§ LISTED ENTRIES
================================

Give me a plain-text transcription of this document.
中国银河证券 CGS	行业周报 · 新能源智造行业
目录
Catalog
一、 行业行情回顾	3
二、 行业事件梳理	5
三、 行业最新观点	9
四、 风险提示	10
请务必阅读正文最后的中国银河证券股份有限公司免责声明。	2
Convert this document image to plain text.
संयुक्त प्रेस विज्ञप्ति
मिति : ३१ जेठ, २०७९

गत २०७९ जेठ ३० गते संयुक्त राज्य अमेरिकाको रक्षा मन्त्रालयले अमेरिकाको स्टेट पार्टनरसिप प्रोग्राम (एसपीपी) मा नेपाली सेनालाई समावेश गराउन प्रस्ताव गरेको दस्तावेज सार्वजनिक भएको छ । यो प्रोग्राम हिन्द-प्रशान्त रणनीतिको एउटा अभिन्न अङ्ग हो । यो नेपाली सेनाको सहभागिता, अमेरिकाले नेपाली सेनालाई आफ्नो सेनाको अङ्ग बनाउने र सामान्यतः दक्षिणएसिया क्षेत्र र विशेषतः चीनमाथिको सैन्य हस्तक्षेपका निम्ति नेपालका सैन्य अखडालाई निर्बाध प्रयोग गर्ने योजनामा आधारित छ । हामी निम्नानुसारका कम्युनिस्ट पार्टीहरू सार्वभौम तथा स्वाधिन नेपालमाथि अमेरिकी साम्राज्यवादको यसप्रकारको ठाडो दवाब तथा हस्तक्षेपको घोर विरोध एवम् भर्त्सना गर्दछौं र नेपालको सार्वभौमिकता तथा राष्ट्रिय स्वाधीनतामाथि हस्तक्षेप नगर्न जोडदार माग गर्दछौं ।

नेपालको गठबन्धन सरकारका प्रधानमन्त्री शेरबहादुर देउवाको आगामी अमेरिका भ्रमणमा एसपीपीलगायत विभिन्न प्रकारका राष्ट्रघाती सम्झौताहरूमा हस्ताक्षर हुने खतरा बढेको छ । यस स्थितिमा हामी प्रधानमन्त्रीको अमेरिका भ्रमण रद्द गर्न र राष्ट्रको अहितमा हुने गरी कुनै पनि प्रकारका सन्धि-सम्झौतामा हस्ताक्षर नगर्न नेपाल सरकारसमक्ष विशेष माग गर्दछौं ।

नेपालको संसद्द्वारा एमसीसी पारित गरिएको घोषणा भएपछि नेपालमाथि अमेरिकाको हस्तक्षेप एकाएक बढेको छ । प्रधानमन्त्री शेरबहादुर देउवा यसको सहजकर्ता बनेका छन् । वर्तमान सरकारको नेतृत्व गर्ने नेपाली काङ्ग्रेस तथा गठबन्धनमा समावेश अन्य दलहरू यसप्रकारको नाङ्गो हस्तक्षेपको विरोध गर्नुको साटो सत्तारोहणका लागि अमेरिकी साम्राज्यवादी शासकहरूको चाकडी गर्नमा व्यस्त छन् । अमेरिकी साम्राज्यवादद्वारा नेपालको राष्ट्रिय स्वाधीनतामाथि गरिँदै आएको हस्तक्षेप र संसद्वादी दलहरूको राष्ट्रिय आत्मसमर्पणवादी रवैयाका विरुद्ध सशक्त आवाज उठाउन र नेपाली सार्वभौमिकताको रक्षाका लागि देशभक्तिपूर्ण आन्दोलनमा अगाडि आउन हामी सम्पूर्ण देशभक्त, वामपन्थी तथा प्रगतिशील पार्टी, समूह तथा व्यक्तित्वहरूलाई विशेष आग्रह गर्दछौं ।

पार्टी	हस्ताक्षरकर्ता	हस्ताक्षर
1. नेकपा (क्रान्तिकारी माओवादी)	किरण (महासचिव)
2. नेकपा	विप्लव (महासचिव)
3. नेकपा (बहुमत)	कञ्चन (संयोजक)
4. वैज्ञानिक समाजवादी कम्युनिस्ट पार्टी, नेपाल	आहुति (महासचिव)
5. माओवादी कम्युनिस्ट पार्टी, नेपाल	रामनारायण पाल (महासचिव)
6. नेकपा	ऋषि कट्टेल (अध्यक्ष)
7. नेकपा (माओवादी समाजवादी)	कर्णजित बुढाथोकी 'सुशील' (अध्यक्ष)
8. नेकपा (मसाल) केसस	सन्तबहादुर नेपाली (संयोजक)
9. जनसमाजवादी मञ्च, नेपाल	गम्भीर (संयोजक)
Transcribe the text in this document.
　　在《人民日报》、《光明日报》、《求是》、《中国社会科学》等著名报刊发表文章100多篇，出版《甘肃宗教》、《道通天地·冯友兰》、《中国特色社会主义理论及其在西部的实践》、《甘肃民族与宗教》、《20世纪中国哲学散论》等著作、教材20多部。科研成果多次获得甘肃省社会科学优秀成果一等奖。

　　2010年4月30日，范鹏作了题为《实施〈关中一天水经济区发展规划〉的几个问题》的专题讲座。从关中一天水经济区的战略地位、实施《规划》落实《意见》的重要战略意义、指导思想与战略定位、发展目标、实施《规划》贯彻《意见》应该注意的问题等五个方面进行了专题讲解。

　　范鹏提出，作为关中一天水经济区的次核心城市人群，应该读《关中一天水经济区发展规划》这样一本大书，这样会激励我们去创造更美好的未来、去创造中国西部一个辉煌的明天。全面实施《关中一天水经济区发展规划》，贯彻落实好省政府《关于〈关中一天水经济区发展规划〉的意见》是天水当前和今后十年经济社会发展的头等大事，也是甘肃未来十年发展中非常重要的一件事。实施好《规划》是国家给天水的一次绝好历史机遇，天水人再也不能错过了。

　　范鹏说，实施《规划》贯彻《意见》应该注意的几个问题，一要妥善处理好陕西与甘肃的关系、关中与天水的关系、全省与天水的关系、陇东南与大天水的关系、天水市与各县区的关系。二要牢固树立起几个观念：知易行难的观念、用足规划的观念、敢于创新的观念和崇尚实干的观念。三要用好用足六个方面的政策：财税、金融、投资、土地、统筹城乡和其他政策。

================================

§ WHAT YOU SHOULD DO
Starting with the line that contains "Transcribe the text in this document.", output every line through the end of the listing above, unchanged.

§ REPLY
Transcribe the text in this document.
　　在《人民日报》、《光明日报》、《求是》、《中国社会科学》等著名报刊发表文章100多篇，出版《甘肃宗教》、《道通天地·冯友兰》、《中国特色社会主义理论及其在西部的实践》、《甘肃民族与宗教》、《20世纪中国哲学散论》等著作、教材20多部。科研成果多次获得甘肃省社会科学优秀成果一等奖。

　　2010年4月30日，范鹏作了题为《实施〈关中一天水经济区发展规划〉的几个问题》的专题讲座。从关中一天水经济区的战略地位、实施《规划》落实《意见》的重要战略意义、指导思想与战略定位、发展目标、实施《规划》贯彻《意见》应该注意的问题等五个方面进行了专题讲解。

　　范鹏提出，作为关中一天水经济区的次核心城市人群，应该读《关中一天水经济区发展规划》这样一本大书，这样会激励我们去创造更美好的未来、去创造中国西部一个辉煌的明天。全面实施《关中一天水经济区发展规划》，贯彻落实好省政府《关于〈关中一天水经济区发展规划〉的意见》是天水当前和今后十年经济社会发展的头等大事，也是甘肃未来十年发展中非常重要的一件事。实施好《规划》是国家给天水的一次绝好历史机遇，天水人再也不能错过了。

　　范鹏说，实施《规划》贯彻《意见》应该注意的几个问题，一要妥善处理好陕西与甘肃的关系、关中与天水的关系、全省与天水的关系、陇东南与大天水的关系、天水市与各县区的关系。二要牢固树立起几个观念：知易行难的观念、用足规划的观念、敢于创新的观念和崇尚实干的观念。三要用好用足六个方面的政策：财税、金融、投资、土地、统筹城乡和其他政策。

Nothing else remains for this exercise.